# What you need to do:
Exact reproduction of the data is required, with images excluded.

==== Material for this task

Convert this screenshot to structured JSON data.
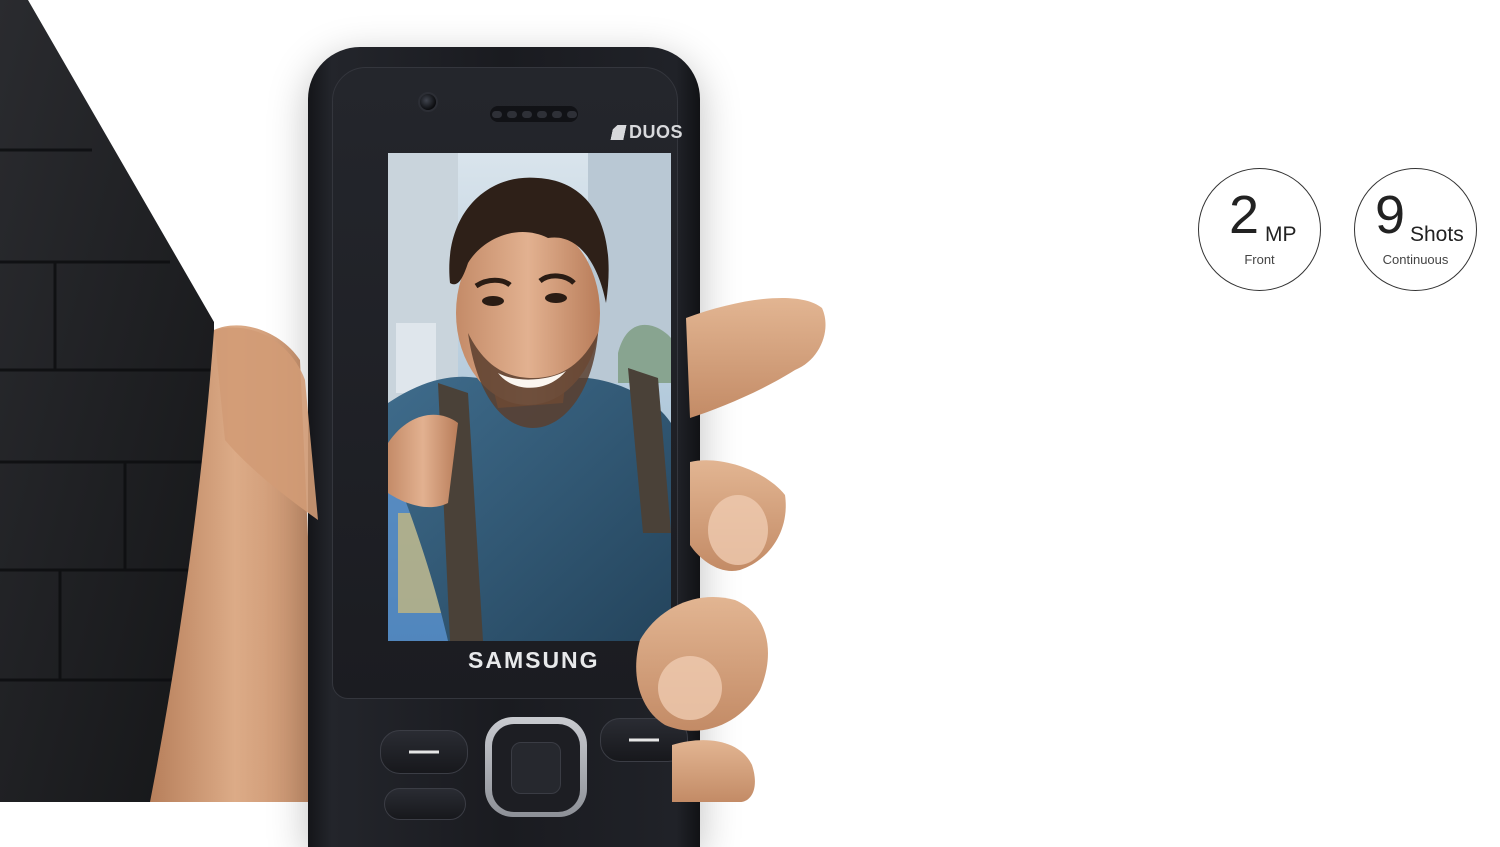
{
  "phone": {
    "brand": "SAMSUNG",
    "sim_label": "DUOS"
  },
  "badges": [
    {
      "value": "2",
      "unit": "MP",
      "caption": "Front"
    },
    {
      "value": "9",
      "unit": "Shots",
      "caption": "Continuous"
    }
  ],
  "colors": {
    "slate": "#1e1f22",
    "phone_body": "#1a1b20",
    "skin": "#d9a884",
    "badge_border": "#333333"
  }
}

========

# Solution to this task:
Convert this screenshot to structured JSON data.
{
  "phone": {
    "brand": "SAMSUNG",
    "sim_label": "DUOS"
  },
  "badges": [
    {
      "value": "2",
      "unit": "MP",
      "caption": "Front"
    },
    {
      "value": "9",
      "unit": "Shots",
      "caption": "Continuous"
    }
  ],
  "colors": {
    "slate": "#1e1f22",
    "phone_body": "#1a1b20",
    "skin": "#d9a884",
    "badge_border": "#333333"
  }
}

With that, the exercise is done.